### Dataset
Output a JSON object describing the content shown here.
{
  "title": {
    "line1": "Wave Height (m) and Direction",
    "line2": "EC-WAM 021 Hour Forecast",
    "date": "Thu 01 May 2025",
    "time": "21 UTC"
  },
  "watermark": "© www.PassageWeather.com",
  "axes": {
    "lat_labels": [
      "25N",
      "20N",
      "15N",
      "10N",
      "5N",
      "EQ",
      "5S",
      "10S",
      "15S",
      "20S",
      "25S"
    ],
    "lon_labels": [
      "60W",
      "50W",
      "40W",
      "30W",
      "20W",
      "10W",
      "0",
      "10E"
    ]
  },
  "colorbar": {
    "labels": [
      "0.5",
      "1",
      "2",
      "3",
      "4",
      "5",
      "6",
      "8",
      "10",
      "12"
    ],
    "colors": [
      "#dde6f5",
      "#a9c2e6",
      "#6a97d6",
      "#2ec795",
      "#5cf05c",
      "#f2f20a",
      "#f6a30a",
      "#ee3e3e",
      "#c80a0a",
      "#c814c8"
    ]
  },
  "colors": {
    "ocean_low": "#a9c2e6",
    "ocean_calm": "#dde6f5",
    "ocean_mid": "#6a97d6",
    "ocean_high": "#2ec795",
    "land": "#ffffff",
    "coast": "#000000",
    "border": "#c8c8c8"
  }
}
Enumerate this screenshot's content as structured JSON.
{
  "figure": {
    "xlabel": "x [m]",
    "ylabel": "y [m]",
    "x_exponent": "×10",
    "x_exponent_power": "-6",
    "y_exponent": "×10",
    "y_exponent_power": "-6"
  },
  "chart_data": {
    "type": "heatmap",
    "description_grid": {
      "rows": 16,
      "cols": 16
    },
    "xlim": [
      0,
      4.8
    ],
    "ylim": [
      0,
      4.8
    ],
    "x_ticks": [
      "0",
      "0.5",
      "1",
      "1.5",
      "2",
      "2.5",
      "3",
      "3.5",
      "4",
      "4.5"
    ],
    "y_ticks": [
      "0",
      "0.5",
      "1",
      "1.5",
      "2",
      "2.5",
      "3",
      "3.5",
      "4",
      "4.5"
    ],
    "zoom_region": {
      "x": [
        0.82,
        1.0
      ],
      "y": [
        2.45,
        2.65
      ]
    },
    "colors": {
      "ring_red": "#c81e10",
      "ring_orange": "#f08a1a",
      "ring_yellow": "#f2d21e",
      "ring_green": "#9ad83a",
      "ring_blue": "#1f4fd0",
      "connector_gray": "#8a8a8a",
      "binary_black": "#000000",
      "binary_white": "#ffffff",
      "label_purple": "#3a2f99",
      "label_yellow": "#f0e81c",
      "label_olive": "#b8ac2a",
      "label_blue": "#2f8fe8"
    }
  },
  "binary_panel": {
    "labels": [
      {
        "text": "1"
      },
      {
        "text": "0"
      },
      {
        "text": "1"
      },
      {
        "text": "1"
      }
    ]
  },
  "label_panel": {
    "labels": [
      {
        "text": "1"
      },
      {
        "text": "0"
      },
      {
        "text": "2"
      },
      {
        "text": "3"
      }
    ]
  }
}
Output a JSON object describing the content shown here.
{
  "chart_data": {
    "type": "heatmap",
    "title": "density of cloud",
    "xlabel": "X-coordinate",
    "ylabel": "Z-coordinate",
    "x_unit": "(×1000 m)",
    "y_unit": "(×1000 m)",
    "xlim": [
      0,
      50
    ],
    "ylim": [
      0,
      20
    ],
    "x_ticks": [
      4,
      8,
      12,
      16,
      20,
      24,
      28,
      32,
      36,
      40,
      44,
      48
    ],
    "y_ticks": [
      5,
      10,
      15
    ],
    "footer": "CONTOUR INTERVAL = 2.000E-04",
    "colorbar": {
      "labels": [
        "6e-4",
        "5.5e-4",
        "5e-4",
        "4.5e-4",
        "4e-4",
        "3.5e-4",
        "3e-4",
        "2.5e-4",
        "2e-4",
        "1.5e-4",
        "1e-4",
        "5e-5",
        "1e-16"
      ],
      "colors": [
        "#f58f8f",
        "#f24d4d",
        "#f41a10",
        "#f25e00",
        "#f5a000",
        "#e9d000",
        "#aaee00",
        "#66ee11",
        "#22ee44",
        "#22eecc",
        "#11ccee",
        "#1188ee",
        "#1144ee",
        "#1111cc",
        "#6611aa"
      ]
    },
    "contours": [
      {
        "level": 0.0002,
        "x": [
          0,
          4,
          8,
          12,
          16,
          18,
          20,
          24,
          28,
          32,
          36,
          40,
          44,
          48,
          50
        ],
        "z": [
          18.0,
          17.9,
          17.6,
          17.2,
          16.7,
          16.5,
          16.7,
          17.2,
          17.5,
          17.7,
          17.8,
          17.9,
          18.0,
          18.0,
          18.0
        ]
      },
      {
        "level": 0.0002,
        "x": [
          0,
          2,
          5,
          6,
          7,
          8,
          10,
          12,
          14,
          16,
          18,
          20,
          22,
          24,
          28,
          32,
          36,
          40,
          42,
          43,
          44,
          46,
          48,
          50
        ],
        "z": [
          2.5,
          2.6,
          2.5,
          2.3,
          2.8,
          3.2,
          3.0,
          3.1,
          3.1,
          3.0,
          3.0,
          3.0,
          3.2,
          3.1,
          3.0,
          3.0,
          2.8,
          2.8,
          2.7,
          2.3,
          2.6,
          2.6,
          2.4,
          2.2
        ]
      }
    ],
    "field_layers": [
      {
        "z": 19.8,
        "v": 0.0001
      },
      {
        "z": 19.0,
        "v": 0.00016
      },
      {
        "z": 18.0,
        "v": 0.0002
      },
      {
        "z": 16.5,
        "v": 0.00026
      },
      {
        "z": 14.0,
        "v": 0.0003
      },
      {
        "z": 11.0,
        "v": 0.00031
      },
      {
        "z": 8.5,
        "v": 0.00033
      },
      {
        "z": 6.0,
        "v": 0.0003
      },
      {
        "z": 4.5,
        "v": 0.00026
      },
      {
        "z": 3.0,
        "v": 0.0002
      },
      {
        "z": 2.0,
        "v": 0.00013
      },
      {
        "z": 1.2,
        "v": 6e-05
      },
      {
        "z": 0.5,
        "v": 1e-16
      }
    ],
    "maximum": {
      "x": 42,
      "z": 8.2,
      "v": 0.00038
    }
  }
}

### Goal of the exercise
Recopy the whole listing exactly.

### Exercise response
Output a JSON object describing the content shown here.
{
  "title": {
    "line1": "Wave Height (m) and Direction",
    "line2": "EC-WAM 021 Hour Forecast",
    "date": "Thu 01 May 2025",
    "time": "21 UTC"
  },
  "watermark": "© www.PassageWeather.com",
  "axes": {
    "lat_labels": [
      "25N",
      "20N",
      "15N",
      "10N",
      "5N",
      "EQ",
      "5S",
      "10S",
      "15S",
      "20S",
      "25S"
    ],
    "lon_labels": [
      "60W",
      "50W",
      "40W",
      "30W",
      "20W",
      "10W",
      "0",
      "10E"
    ]
  },
  "colorbar": {
    "labels": [
      "0.5",
      "1",
      "2",
      "3",
      "4",
      "5",
      "6",
      "8",
      "10",
      "12"
    ],
    "colors": [
      "#dde6f5",
      "#a9c2e6",
      "#6a97d6",
      "#2ec795",
      "#5cf05c",
      "#f2f20a",
      "#f6a30a",
      "#ee3e3e",
      "#c80a0a",
      "#c814c8"
    ]
  },
  "colors": {
    "ocean_low": "#a9c2e6",
    "ocean_calm": "#dde6f5",
    "ocean_mid": "#6a97d6",
    "ocean_high": "#2ec795",
    "land": "#ffffff",
    "coast": "#000000",
    "border": "#c8c8c8"
  }
}
Enumerate this screenshot's content as structured JSON.
{
  "figure": {
    "xlabel": "x [m]",
    "ylabel": "y [m]",
    "x_exponent": "×10",
    "x_exponent_power": "-6",
    "y_exponent": "×10",
    "y_exponent_power": "-6"
  },
  "chart_data": {
    "type": "heatmap",
    "description_grid": {
      "rows": 16,
      "cols": 16
    },
    "xlim": [
      0,
      4.8
    ],
    "ylim": [
      0,
      4.8
    ],
    "x_ticks": [
      "0",
      "0.5",
      "1",
      "1.5",
      "2",
      "2.5",
      "3",
      "3.5",
      "4",
      "4.5"
    ],
    "y_ticks": [
      "0",
      "0.5",
      "1",
      "1.5",
      "2",
      "2.5",
      "3",
      "3.5",
      "4",
      "4.5"
    ],
    "zoom_region": {
      "x": [
        0.82,
        1.0
      ],
      "y": [
        2.45,
        2.65
      ]
    },
    "colors": {
      "ring_red": "#c81e10",
      "ring_orange": "#f08a1a",
      "ring_yellow": "#f2d21e",
      "ring_green": "#9ad83a",
      "ring_blue": "#1f4fd0",
      "connector_gray": "#8a8a8a",
      "binary_black": "#000000",
      "binary_white": "#ffffff",
      "label_purple": "#3a2f99",
      "label_yellow": "#f0e81c",
      "label_olive": "#b8ac2a",
      "label_blue": "#2f8fe8"
    }
  },
  "binary_panel": {
    "labels": [
      {
        "text": "1"
      },
      {
        "text": "0"
      },
      {
        "text": "1"
      },
      {
        "text": "1"
      }
    ]
  },
  "label_panel": {
    "labels": [
      {
        "text": "1"
      },
      {
        "text": "0"
      },
      {
        "text": "2"
      },
      {
        "text": "3"
      }
    ]
  }
}
Output a JSON object describing the content shown here.
{
  "chart_data": {
    "type": "heatmap",
    "title": "density of cloud",
    "xlabel": "X-coordinate",
    "ylabel": "Z-coordinate",
    "x_unit": "(×1000 m)",
    "y_unit": "(×1000 m)",
    "xlim": [
      0,
      50
    ],
    "ylim": [
      0,
      20
    ],
    "x_ticks": [
      4,
      8,
      12,
      16,
      20,
      24,
      28,
      32,
      36,
      40,
      44,
      48
    ],
    "y_ticks": [
      5,
      10,
      15
    ],
    "footer": "CONTOUR INTERVAL = 2.000E-04",
    "colorbar": {
      "labels": [
        "6e-4",
        "5.5e-4",
        "5e-4",
        "4.5e-4",
        "4e-4",
        "3.5e-4",
        "3e-4",
        "2.5e-4",
        "2e-4",
        "1.5e-4",
        "1e-4",
        "5e-5",
        "1e-16"
      ],
      "colors": [
        "#f58f8f",
        "#f24d4d",
        "#f41a10",
        "#f25e00",
        "#f5a000",
        "#e9d000",
        "#aaee00",
        "#66ee11",
        "#22ee44",
        "#22eecc",
        "#11ccee",
        "#1188ee",
        "#1144ee",
        "#1111cc",
        "#6611aa"
      ]
    },
    "contours": [
      {
        "level": 0.0002,
        "x": [
          0,
          4,
          8,
          12,
          16,
          18,
          20,
          24,
          28,
          32,
          36,
          40,
          44,
          48,
          50
        ],
        "z": [
          18.0,
          17.9,
          17.6,
          17.2,
          16.7,
          16.5,
          16.7,
          17.2,
          17.5,
          17.7,
          17.8,
          17.9,
          18.0,
          18.0,
          18.0
        ]
      },
      {
        "level": 0.0002,
        "x": [
          0,
          2,
          5,
          6,
          7,
          8,
          10,
          12,
          14,
          16,
          18,
          20,
          22,
          24,
          28,
          32,
          36,
          40,
          42,
          43,
          44,
          46,
          48,
          50
        ],
        "z": [
          2.5,
          2.6,
          2.5,
          2.3,
          2.8,
          3.2,
          3.0,
          3.1,
          3.1,
          3.0,
          3.0,
          3.0,
          3.2,
          3.1,
          3.0,
          3.0,
          2.8,
          2.8,
          2.7,
          2.3,
          2.6,
          2.6,
          2.4,
          2.2
        ]
      }
    ],
    "field_layers": [
      {
        "z": 19.8,
        "v": 0.0001
      },
      {
        "z": 19.0,
        "v": 0.00016
      },
      {
        "z": 18.0,
        "v": 0.0002
      },
      {
        "z": 16.5,
        "v": 0.00026
      },
      {
        "z": 14.0,
        "v": 0.0003
      },
      {
        "z": 11.0,
        "v": 0.00031
      },
      {
        "z": 8.5,
        "v": 0.00033
      },
      {
        "z": 6.0,
        "v": 0.0003
      },
      {
        "z": 4.5,
        "v": 0.00026
      },
      {
        "z": 3.0,
        "v": 0.0002
      },
      {
        "z": 2.0,
        "v": 0.00013
      },
      {
        "z": 1.2,
        "v": 6e-05
      },
      {
        "z": 0.5,
        "v": 1e-16
      }
    ],
    "maximum": {
      "x": 42,
      "z": 8.2,
      "v": 0.00038
    }
  }
}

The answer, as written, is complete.